* _SHORT PROBLEM_
Pictures excluded, copy word for word the lines from the one holding "Convert this chart to structured JSON data." through the last line below.

* _Extracts from a graphics dataset_
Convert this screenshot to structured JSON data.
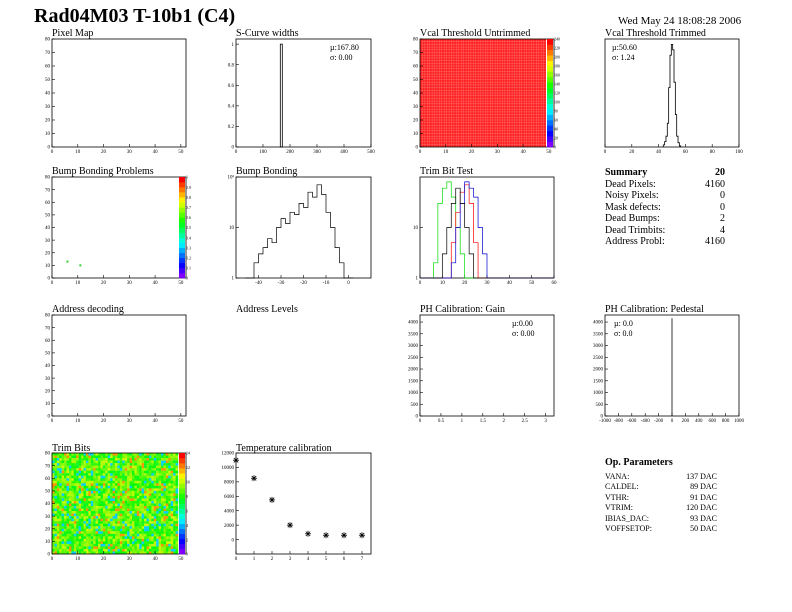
{
  "header": {
    "title": "Rad04M03 T-10b1 (C4)",
    "date": "Wed May 24 18:08:28 2006"
  },
  "panels": {
    "pixel_map": {
      "title": "Pixel Map"
    },
    "scurve": {
      "title": "S-Curve widths",
      "mu": "µ:167.80",
      "sigma": "σ: 0.00"
    },
    "vcal_untrimmed": {
      "title": "Vcal Threshold Untrimmed"
    },
    "vcal_trimmed": {
      "title": "Vcal Threshold Trimmed",
      "mu": "µ:50.60",
      "sigma": "σ: 1.24"
    },
    "bump_problems": {
      "title": "Bump Bonding Problems"
    },
    "bump_bonding": {
      "title": "Bump Bonding"
    },
    "trim_bit_test": {
      "title": "Trim Bit Test"
    },
    "address_decoding": {
      "title": "Address decoding"
    },
    "address_levels": {
      "title": "Address Levels"
    },
    "ph_gain": {
      "title": "PH Calibration: Gain",
      "mu": "µ:0.00",
      "sigma": "σ: 0.00"
    },
    "ph_pedestal": {
      "title": "PH Calibration: Pedestal",
      "mu": "µ: 0.0",
      "sigma": "σ: 0.0"
    },
    "trim_bits": {
      "title": "Trim Bits"
    },
    "temperature": {
      "title": "Temperature calibration"
    }
  },
  "summary": {
    "label": "Summary",
    "value": "20",
    "rows": [
      {
        "label": "Dead Pixels:",
        "value": "4160"
      },
      {
        "label": "Noisy Pixels:",
        "value": "0"
      },
      {
        "label": "Mask defects:",
        "value": "0"
      },
      {
        "label": "Dead Bumps:",
        "value": "2"
      },
      {
        "label": "Dead Trimbits:",
        "value": "4"
      },
      {
        "label": "Address Probl:",
        "value": "4160"
      }
    ]
  },
  "op_params": {
    "title": "Op. Parameters",
    "rows": [
      {
        "label": "VANA:",
        "value": "137 DAC"
      },
      {
        "label": "CALDEL:",
        "value": "89 DAC"
      },
      {
        "label": "VTHR:",
        "value": "91 DAC"
      },
      {
        "label": "VTRIM:",
        "value": "120 DAC"
      },
      {
        "label": "IBIAS_DAC:",
        "value": "93 DAC"
      },
      {
        "label": "VOFFSETOP:",
        "value": "50 DAC"
      }
    ]
  },
  "colors": {
    "frame": "#000000",
    "untrimmed_fill": "#ff2020",
    "trim_green": "#00dd00",
    "trim_red": "#ff0000",
    "trim_blue": "#0000cc"
  },
  "chart_data": [
    {
      "id": "pixel_map",
      "type": "heatmap",
      "xlim": [
        0,
        52
      ],
      "ylim": [
        0,
        80
      ],
      "xticks": [
        "0",
        "10",
        "20",
        "30",
        "40",
        "50"
      ],
      "yticks": [
        "0",
        "10",
        "20",
        "30",
        "40",
        "50",
        "60",
        "70",
        "80"
      ],
      "cells": []
    },
    {
      "id": "scurve",
      "type": "bar",
      "xlim": [
        0,
        500
      ],
      "ylim": [
        0,
        1.05
      ],
      "xticks": [
        "0",
        "100",
        "200",
        "300",
        "400",
        "500"
      ],
      "yticks": [
        "0",
        "0.2",
        "0.4",
        "0.6",
        "0.8",
        "1"
      ],
      "x": [
        167.8
      ],
      "values": [
        1
      ]
    },
    {
      "id": "vcal_untrimmed",
      "type": "heatmap",
      "xlim": [
        0,
        52
      ],
      "ylim": [
        0,
        80
      ],
      "xticks": [
        "0",
        "10",
        "20",
        "30",
        "40",
        "50"
      ],
      "yticks": [
        "0",
        "10",
        "20",
        "30",
        "40",
        "50",
        "60",
        "70",
        "80"
      ],
      "colorbar_ticks": [
        "0",
        "20",
        "40",
        "60",
        "80",
        "100",
        "120",
        "140",
        "160",
        "180",
        "200",
        "220",
        "240"
      ],
      "fill_value": 250
    },
    {
      "id": "vcal_trimmed",
      "type": "line",
      "xlim": [
        0,
        100
      ],
      "ylim": [
        0,
        1
      ],
      "xticks": [
        "0",
        "20",
        "40",
        "60",
        "80",
        "100"
      ],
      "yticks": [],
      "x": [
        44,
        45,
        46,
        47,
        48,
        49,
        50,
        51,
        52,
        53,
        54,
        55,
        56
      ],
      "values": [
        0.02,
        0.05,
        0.1,
        0.22,
        0.55,
        0.85,
        0.95,
        0.9,
        0.6,
        0.3,
        0.1,
        0.04,
        0.01
      ]
    },
    {
      "id": "bump_problems",
      "type": "scatter",
      "xlim": [
        0,
        52
      ],
      "ylim": [
        0,
        80
      ],
      "xticks": [
        "0",
        "10",
        "20",
        "30",
        "40",
        "50"
      ],
      "yticks": [
        "0",
        "10",
        "20",
        "30",
        "40",
        "50",
        "60",
        "70",
        "80"
      ],
      "colorbar_ticks": [
        "0",
        "0.1",
        "0.2",
        "0.3",
        "0.4",
        "0.5",
        "0.6",
        "0.7",
        "0.8",
        "0.9",
        "1"
      ],
      "x": [
        6,
        11
      ],
      "y": [
        13,
        10
      ]
    },
    {
      "id": "bump_bonding",
      "type": "line",
      "xlim": [
        -50,
        10
      ],
      "ylim": [
        1,
        100
      ],
      "yscale": "log",
      "xticks": [
        "-40",
        "-30",
        "-20",
        "-10",
        "0"
      ],
      "yticks": [
        "1",
        "10",
        "10²"
      ],
      "x": [
        -45,
        -43,
        -41,
        -39,
        -37,
        -35,
        -33,
        -31,
        -29,
        -27,
        -25,
        -23,
        -21,
        -19,
        -17,
        -15,
        -13,
        -11,
        -9,
        -7,
        -5,
        -3,
        -1,
        1
      ],
      "values": [
        1,
        1,
        2,
        3,
        4,
        6,
        5,
        10,
        15,
        12,
        20,
        18,
        30,
        25,
        50,
        40,
        70,
        45,
        20,
        10,
        4,
        2,
        1,
        1
      ]
    },
    {
      "id": "trim_bit_test",
      "type": "line",
      "xlim": [
        0,
        60
      ],
      "ylim": [
        1,
        100
      ],
      "yscale": "log",
      "xticks": [
        "0",
        "10",
        "20",
        "30",
        "40",
        "50",
        "60"
      ],
      "yticks": [
        "1",
        "10"
      ],
      "x": [
        0,
        2,
        4,
        6,
        8,
        10,
        12,
        14,
        16,
        18,
        20,
        22,
        24,
        26,
        28,
        30,
        32,
        34,
        36,
        38,
        40,
        42,
        44,
        46,
        48,
        50,
        52,
        54,
        56,
        58
      ],
      "series": [
        {
          "values": [
            1,
            1,
            1,
            2,
            30,
            60,
            80,
            40,
            10,
            3,
            1,
            1,
            1,
            1,
            1,
            1,
            1,
            1,
            1,
            1,
            1,
            1,
            1,
            1,
            1,
            1,
            1,
            1,
            1,
            1
          ]
        },
        {
          "values": [
            1,
            1,
            1,
            1,
            1,
            1,
            1,
            5,
            20,
            50,
            70,
            30,
            5,
            1,
            1,
            1,
            1,
            1,
            1,
            1,
            1,
            1,
            1,
            1,
            1,
            1,
            1,
            1,
            1,
            1
          ]
        },
        {
          "values": [
            1,
            1,
            1,
            1,
            1,
            1,
            1,
            2,
            10,
            30,
            80,
            60,
            40,
            10,
            3,
            1,
            1,
            1,
            1,
            1,
            1,
            1,
            1,
            1,
            1,
            1,
            1,
            1,
            1,
            1
          ]
        },
        {
          "values": [
            1,
            1,
            1,
            1,
            1,
            3,
            10,
            30,
            60,
            30,
            10,
            3,
            1,
            1,
            1,
            1,
            1,
            1,
            1,
            1,
            1,
            1,
            1,
            1,
            1,
            1,
            1,
            1,
            1,
            1
          ]
        }
      ]
    },
    {
      "id": "address_decoding",
      "type": "heatmap",
      "xlim": [
        0,
        52
      ],
      "ylim": [
        0,
        80
      ],
      "xticks": [
        "0",
        "10",
        "20",
        "30",
        "40",
        "50"
      ],
      "yticks": [
        "0",
        "10",
        "20",
        "30",
        "40",
        "50",
        "60",
        "70",
        "80"
      ],
      "cells": []
    },
    {
      "id": "ph_gain",
      "type": "bar",
      "xlim": [
        0,
        3.2
      ],
      "ylim": [
        0,
        4300
      ],
      "xticks": [
        "0",
        "0.5",
        "1",
        "1.5",
        "2",
        "2.5",
        "3"
      ],
      "yticks": [
        "0",
        "500",
        "1000",
        "1500",
        "2000",
        "2500",
        "3000",
        "3500",
        "4000"
      ],
      "x": [],
      "values": []
    },
    {
      "id": "ph_pedestal",
      "type": "bar",
      "xlim": [
        -1000,
        1000
      ],
      "ylim": [
        0,
        4300
      ],
      "xticks": [
        "-1000",
        "-800",
        "-600",
        "-400",
        "-200",
        "0",
        "200",
        "400",
        "600",
        "800",
        "1000"
      ],
      "yticks": [
        "0",
        "500",
        "1000",
        "1500",
        "2000",
        "2500",
        "3000",
        "3500",
        "4000"
      ],
      "x": [
        0
      ],
      "values": [
        4160
      ]
    },
    {
      "id": "trim_bits",
      "type": "heatmap",
      "xlim": [
        0,
        52
      ],
      "ylim": [
        0,
        80
      ],
      "xticks": [
        "0",
        "10",
        "20",
        "30",
        "40",
        "50"
      ],
      "yticks": [
        "0",
        "10",
        "20",
        "30",
        "40",
        "50",
        "60",
        "70",
        "80"
      ],
      "colorbar_ticks": [
        "0",
        "2",
        "4",
        "6",
        "8",
        "10",
        "12",
        "14"
      ]
    },
    {
      "id": "temperature",
      "type": "scatter",
      "xlim": [
        0,
        7.5
      ],
      "ylim": [
        -2000,
        12000
      ],
      "xticks": [
        "0",
        "1",
        "2",
        "3",
        "4",
        "5",
        "6",
        "7"
      ],
      "yticks": [
        "0",
        "2000",
        "4000",
        "6000",
        "8000",
        "10000",
        "12000"
      ],
      "x": [
        0,
        1,
        2,
        3,
        4,
        5,
        6,
        7
      ],
      "values": [
        11000,
        8500,
        5500,
        2000,
        800,
        600,
        600,
        600
      ]
    }
  ]
}
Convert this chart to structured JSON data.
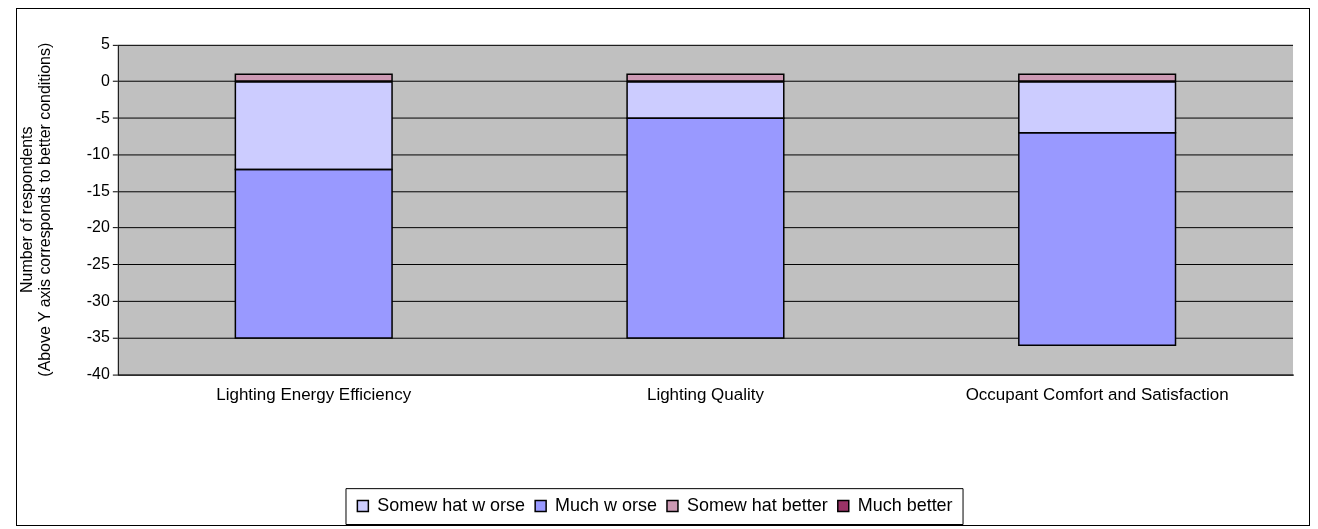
{
  "chart_data": {
    "type": "bar",
    "stacked": true,
    "categories": [
      "Lighting Energy Efficiency",
      "Lighting Quality",
      "Occupant Comfort and Satisfaction"
    ],
    "ylabel": "Number of respondents\n(Above Y axis corresponds to better conditions)",
    "ylim": [
      -40,
      5
    ],
    "yticks": [
      -40,
      -35,
      -30,
      -25,
      -20,
      -15,
      -10,
      -5,
      0,
      5
    ],
    "series": [
      {
        "name": "Somew hat w orse",
        "color": "#ccccff",
        "values": [
          -12,
          -5,
          -7
        ]
      },
      {
        "name": "Much w orse",
        "color": "#9999ff",
        "values": [
          -23,
          -30,
          -29
        ]
      },
      {
        "name": "Somew hat better",
        "color": "#cc99b3",
        "values": [
          1,
          1,
          1
        ]
      },
      {
        "name": "Much better",
        "color": "#993366",
        "values": [
          0,
          0,
          0
        ]
      }
    ],
    "grid": "y",
    "legend": "bottom"
  }
}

* _PROBLEM SOLUTION_
Convert this chart to structured JSON data.
{
  "chart_data": {
    "type": "bar",
    "stacked": true,
    "categories": [
      "Lighting Energy Efficiency",
      "Lighting Quality",
      "Occupant Comfort and Satisfaction"
    ],
    "ylabel": "Number of respondents\n(Above Y axis corresponds to better conditions)",
    "ylim": [
      -40,
      5
    ],
    "yticks": [
      -40,
      -35,
      -30,
      -25,
      -20,
      -15,
      -10,
      -5,
      0,
      5
    ],
    "series": [
      {
        "name": "Somew hat w orse",
        "color": "#ccccff",
        "values": [
          -12,
          -5,
          -7
        ]
      },
      {
        "name": "Much w orse",
        "color": "#9999ff",
        "values": [
          -23,
          -30,
          -29
        ]
      },
      {
        "name": "Somew hat better",
        "color": "#cc99b3",
        "values": [
          1,
          1,
          1
        ]
      },
      {
        "name": "Much better",
        "color": "#993366",
        "values": [
          0,
          0,
          0
        ]
      }
    ],
    "grid": "y",
    "legend": "bottom"
  }
}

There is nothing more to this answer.